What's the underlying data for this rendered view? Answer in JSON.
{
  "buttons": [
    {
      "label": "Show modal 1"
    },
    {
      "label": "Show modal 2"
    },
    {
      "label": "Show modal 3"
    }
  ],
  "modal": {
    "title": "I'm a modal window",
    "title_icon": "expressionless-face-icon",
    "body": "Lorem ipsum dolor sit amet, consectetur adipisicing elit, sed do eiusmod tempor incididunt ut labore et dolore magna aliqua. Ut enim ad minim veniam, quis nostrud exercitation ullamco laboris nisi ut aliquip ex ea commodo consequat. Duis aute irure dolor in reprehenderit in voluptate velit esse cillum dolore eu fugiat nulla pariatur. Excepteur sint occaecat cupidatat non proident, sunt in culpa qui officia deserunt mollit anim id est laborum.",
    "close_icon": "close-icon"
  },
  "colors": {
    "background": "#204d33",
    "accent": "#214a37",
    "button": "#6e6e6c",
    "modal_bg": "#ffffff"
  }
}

----------

— Problem requirements —
Every line above needs to be retyped exactly.

— Answer to the exercise —
What's the underlying data for this rendered view? Answer in JSON.
{
  "buttons": [
    {
      "label": "Show modal 1"
    },
    {
      "label": "Show modal 2"
    },
    {
      "label": "Show modal 3"
    }
  ],
  "modal": {
    "title": "I'm a modal window",
    "title_icon": "expressionless-face-icon",
    "body": "Lorem ipsum dolor sit amet, consectetur adipisicing elit, sed do eiusmod tempor incididunt ut labore et dolore magna aliqua. Ut enim ad minim veniam, quis nostrud exercitation ullamco laboris nisi ut aliquip ex ea commodo consequat. Duis aute irure dolor in reprehenderit in voluptate velit esse cillum dolore eu fugiat nulla pariatur. Excepteur sint occaecat cupidatat non proident, sunt in culpa qui officia deserunt mollit anim id est laborum.",
    "close_icon": "close-icon"
  },
  "colors": {
    "background": "#204d33",
    "accent": "#214a37",
    "button": "#6e6e6c",
    "modal_bg": "#ffffff"
  }
}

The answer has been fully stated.